SHORT EXERCISE:
Print again only this span: the line with "Give me the", the line with "Output a JSON", and all lines between them, exactly as given.
........
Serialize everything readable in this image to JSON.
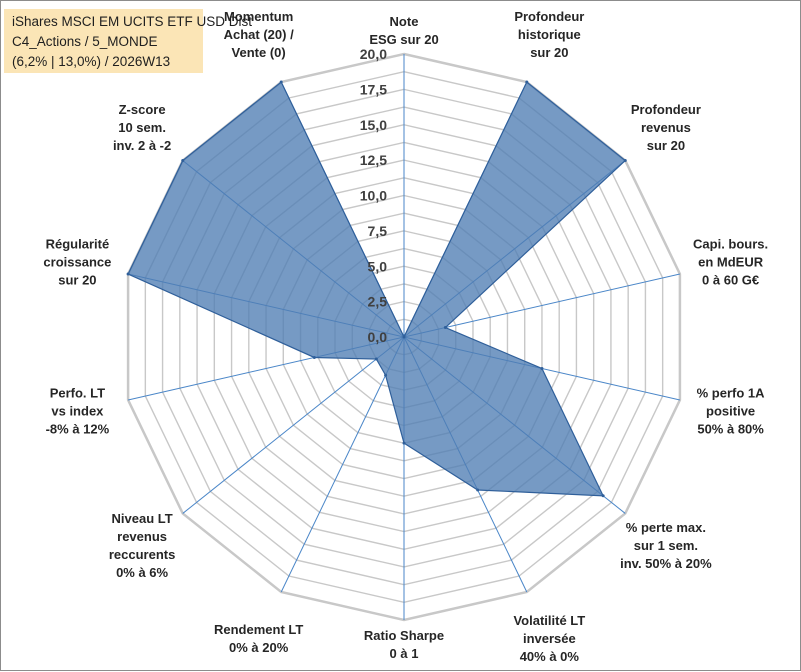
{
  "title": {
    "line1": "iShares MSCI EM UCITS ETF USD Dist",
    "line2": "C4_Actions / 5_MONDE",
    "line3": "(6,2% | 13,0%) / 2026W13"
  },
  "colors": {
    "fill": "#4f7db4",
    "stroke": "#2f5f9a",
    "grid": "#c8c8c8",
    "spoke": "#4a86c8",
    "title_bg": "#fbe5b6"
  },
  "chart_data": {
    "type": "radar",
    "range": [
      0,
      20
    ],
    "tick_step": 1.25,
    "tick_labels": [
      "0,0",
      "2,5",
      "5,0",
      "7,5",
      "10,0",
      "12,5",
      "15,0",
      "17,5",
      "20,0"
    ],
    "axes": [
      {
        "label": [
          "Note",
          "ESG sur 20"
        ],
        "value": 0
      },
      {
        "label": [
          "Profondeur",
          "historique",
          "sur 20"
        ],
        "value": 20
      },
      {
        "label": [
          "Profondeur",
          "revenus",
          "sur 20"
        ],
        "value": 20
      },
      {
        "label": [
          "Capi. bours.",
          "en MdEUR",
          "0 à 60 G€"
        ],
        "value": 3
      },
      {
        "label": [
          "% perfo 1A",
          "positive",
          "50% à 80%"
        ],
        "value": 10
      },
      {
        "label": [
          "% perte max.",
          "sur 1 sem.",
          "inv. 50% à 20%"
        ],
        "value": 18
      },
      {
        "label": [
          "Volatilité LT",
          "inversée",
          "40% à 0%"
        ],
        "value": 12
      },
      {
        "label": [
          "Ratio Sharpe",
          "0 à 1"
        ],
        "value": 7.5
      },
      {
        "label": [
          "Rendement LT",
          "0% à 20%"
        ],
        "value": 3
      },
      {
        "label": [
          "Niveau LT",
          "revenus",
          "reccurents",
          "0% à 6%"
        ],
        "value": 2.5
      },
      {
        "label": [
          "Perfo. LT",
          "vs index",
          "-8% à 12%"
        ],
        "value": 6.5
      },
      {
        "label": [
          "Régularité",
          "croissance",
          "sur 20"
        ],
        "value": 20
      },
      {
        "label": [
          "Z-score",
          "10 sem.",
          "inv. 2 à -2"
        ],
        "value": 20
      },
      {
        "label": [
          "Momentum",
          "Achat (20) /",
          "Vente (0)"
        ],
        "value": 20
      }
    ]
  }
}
........
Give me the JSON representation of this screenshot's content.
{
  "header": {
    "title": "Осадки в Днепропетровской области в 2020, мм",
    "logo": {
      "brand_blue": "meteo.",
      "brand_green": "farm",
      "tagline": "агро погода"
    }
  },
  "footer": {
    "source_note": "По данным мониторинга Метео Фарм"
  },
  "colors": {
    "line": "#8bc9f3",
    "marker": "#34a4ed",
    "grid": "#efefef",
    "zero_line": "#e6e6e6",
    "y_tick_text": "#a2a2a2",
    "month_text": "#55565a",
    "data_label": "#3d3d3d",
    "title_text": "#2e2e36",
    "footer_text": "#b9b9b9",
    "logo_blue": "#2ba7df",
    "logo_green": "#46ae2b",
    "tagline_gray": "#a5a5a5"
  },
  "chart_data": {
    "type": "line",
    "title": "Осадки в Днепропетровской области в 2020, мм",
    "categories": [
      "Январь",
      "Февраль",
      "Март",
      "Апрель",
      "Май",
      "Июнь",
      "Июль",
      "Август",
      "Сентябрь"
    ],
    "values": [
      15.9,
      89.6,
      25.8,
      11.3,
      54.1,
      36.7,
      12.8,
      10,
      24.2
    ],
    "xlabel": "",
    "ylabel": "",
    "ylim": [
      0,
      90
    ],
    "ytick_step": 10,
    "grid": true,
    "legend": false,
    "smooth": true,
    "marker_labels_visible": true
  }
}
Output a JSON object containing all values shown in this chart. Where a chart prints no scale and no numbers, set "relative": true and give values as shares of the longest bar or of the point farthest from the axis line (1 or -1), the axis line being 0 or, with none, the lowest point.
........
SOLVED PROBLEM:
Give me the JSON representation of this screenshot's content.
{
  "header": {
    "title": "Осадки в Днепропетровской области в 2020, мм",
    "logo": {
      "brand_blue": "meteo.",
      "brand_green": "farm",
      "tagline": "агро погода"
    }
  },
  "footer": {
    "source_note": "По данным мониторинга Метео Фарм"
  },
  "colors": {
    "line": "#8bc9f3",
    "marker": "#34a4ed",
    "grid": "#efefef",
    "zero_line": "#e6e6e6",
    "y_tick_text": "#a2a2a2",
    "month_text": "#55565a",
    "data_label": "#3d3d3d",
    "title_text": "#2e2e36",
    "footer_text": "#b9b9b9",
    "logo_blue": "#2ba7df",
    "logo_green": "#46ae2b",
    "tagline_gray": "#a5a5a5"
  },
  "chart_data": {
    "type": "line",
    "title": "Осадки в Днепропетровской области в 2020, мм",
    "categories": [
      "Январь",
      "Февраль",
      "Март",
      "Апрель",
      "Май",
      "Июнь",
      "Июль",
      "Август",
      "Сентябрь"
    ],
    "values": [
      15.9,
      89.6,
      25.8,
      11.3,
      54.1,
      36.7,
      12.8,
      10,
      24.2
    ],
    "xlabel": "",
    "ylabel": "",
    "ylim": [
      0,
      90
    ],
    "ytick_step": 10,
    "grid": true,
    "legend": false,
    "smooth": true,
    "marker_labels_visible": true
  }
}
Output a JSON object containing all values shown in this chart. Where a chart prints no scale and no numbers, set "relative": true and give values as shares of the longest bar or of the point farthest from the axis line (1 or -1), the axis line being 0 or, with none, the lowest point.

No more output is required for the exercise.